(Data records)
▼

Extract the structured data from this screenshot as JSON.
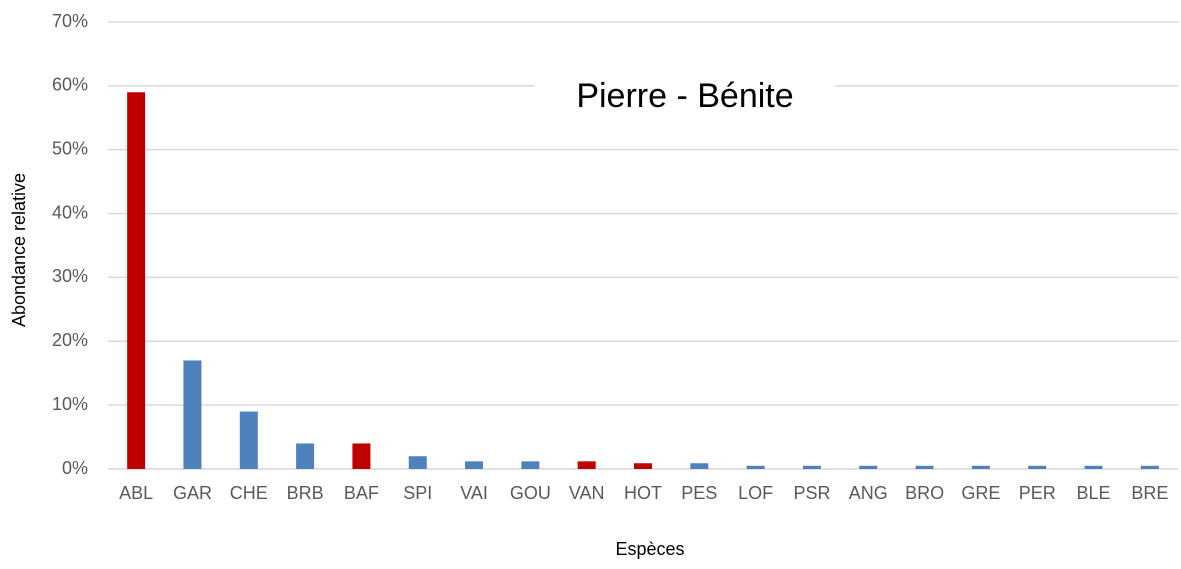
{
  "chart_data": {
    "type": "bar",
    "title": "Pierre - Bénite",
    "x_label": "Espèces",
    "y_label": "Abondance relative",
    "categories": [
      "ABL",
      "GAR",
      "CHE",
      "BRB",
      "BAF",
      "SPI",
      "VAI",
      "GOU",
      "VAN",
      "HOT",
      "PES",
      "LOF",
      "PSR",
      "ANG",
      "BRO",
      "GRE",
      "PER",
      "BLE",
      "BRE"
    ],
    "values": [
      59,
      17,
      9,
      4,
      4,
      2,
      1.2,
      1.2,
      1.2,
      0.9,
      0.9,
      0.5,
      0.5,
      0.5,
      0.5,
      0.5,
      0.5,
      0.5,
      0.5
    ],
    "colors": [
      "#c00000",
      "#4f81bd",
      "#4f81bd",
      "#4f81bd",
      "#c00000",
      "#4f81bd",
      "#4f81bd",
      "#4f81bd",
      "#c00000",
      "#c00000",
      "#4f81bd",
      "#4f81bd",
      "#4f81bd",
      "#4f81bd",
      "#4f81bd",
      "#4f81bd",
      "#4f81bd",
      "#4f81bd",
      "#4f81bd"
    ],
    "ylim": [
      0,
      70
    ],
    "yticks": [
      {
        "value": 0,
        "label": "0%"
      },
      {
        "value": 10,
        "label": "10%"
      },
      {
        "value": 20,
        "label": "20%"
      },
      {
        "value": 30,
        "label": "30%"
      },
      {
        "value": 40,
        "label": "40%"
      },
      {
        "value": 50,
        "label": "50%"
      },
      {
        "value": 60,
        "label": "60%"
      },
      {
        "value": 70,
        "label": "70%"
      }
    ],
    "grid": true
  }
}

▲

GOAL:
Leave out the pictures and give the listing above again exactly.

COMPLETED TASK:
Extract the structured data from this screenshot as JSON.
{
  "chart_data": {
    "type": "bar",
    "title": "Pierre - Bénite",
    "x_label": "Espèces",
    "y_label": "Abondance relative",
    "categories": [
      "ABL",
      "GAR",
      "CHE",
      "BRB",
      "BAF",
      "SPI",
      "VAI",
      "GOU",
      "VAN",
      "HOT",
      "PES",
      "LOF",
      "PSR",
      "ANG",
      "BRO",
      "GRE",
      "PER",
      "BLE",
      "BRE"
    ],
    "values": [
      59,
      17,
      9,
      4,
      4,
      2,
      1.2,
      1.2,
      1.2,
      0.9,
      0.9,
      0.5,
      0.5,
      0.5,
      0.5,
      0.5,
      0.5,
      0.5,
      0.5
    ],
    "colors": [
      "#c00000",
      "#4f81bd",
      "#4f81bd",
      "#4f81bd",
      "#c00000",
      "#4f81bd",
      "#4f81bd",
      "#4f81bd",
      "#c00000",
      "#c00000",
      "#4f81bd",
      "#4f81bd",
      "#4f81bd",
      "#4f81bd",
      "#4f81bd",
      "#4f81bd",
      "#4f81bd",
      "#4f81bd",
      "#4f81bd"
    ],
    "ylim": [
      0,
      70
    ],
    "yticks": [
      {
        "value": 0,
        "label": "0%"
      },
      {
        "value": 10,
        "label": "10%"
      },
      {
        "value": 20,
        "label": "20%"
      },
      {
        "value": 30,
        "label": "30%"
      },
      {
        "value": 40,
        "label": "40%"
      },
      {
        "value": 50,
        "label": "50%"
      },
      {
        "value": 60,
        "label": "60%"
      },
      {
        "value": 70,
        "label": "70%"
      }
    ],
    "grid": true
  }
}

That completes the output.